Aim
Pull each line holding the word "content" from the data.

★ ★ ★ ★ ★ ★ ★

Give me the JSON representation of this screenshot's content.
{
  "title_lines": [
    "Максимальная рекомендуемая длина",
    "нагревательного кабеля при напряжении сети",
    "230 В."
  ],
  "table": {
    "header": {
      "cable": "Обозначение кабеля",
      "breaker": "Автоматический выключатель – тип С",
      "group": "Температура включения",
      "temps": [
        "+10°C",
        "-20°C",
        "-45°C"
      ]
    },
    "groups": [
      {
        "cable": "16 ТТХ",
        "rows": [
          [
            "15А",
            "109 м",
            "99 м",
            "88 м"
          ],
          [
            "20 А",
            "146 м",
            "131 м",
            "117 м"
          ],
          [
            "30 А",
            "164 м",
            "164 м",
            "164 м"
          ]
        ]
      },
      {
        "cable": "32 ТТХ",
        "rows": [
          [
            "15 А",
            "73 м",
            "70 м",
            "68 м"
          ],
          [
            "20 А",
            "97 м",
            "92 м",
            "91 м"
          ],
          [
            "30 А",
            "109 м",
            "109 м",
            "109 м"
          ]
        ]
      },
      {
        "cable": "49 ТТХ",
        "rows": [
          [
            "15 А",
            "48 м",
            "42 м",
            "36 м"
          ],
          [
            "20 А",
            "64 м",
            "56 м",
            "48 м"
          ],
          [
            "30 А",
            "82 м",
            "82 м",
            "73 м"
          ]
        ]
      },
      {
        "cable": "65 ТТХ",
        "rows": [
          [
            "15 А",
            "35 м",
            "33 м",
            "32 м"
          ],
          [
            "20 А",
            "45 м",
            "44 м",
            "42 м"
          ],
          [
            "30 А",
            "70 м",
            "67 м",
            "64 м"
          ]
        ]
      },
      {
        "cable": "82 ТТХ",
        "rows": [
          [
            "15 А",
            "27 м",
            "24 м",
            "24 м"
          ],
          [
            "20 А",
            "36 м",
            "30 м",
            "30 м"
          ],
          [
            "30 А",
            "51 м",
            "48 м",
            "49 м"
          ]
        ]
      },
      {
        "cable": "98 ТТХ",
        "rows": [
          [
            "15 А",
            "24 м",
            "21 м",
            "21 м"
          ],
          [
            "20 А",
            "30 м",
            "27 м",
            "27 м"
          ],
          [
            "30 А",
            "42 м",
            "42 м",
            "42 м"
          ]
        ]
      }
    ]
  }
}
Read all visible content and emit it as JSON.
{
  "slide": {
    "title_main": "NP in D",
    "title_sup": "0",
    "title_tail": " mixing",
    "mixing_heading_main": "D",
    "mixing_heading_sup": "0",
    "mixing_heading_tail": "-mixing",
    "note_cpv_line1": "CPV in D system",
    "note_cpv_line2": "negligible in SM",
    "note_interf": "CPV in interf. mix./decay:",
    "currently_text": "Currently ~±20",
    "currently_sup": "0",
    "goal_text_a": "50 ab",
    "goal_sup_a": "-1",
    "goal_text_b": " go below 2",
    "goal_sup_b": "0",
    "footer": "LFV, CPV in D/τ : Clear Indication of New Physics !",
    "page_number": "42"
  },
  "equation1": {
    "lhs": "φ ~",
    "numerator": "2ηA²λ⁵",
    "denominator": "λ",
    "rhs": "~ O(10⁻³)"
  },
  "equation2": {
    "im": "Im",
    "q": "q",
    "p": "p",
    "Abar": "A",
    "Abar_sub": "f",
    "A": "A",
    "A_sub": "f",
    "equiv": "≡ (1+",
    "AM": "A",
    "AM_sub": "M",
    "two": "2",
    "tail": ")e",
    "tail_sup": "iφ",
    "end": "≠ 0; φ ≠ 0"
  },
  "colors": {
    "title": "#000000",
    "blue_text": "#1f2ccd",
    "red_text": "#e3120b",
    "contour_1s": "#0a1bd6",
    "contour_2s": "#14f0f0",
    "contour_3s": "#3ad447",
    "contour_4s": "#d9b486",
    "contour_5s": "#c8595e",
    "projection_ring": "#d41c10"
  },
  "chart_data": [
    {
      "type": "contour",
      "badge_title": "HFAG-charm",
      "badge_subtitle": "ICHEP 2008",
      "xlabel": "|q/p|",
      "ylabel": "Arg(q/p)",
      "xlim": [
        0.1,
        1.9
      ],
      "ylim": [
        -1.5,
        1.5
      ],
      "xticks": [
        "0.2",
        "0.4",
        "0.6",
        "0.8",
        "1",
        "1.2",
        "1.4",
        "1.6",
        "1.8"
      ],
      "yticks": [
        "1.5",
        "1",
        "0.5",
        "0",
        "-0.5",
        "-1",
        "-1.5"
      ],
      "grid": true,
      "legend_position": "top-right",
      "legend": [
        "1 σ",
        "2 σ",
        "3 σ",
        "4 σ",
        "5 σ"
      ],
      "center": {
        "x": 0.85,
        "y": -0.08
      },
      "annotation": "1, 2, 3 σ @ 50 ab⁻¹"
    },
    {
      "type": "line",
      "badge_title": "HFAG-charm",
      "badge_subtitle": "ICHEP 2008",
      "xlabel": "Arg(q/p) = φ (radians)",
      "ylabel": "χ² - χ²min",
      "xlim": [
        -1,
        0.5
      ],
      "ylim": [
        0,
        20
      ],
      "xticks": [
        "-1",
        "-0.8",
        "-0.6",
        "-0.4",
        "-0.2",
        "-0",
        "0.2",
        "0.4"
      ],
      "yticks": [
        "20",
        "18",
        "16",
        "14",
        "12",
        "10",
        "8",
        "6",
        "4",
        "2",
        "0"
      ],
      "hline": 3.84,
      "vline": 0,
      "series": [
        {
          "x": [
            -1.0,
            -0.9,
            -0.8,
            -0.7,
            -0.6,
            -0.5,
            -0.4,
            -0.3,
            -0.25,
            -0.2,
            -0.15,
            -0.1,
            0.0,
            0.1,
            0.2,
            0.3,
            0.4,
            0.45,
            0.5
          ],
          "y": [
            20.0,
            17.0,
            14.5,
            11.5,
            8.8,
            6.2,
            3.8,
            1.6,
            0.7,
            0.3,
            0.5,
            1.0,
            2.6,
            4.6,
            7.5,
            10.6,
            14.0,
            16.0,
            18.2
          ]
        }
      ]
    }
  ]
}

★ ★ ★ ★ ★ ★ ★

Exercise solution
Give me the JSON representation of this screenshot's content.
Read all visible content and emit it as JSON.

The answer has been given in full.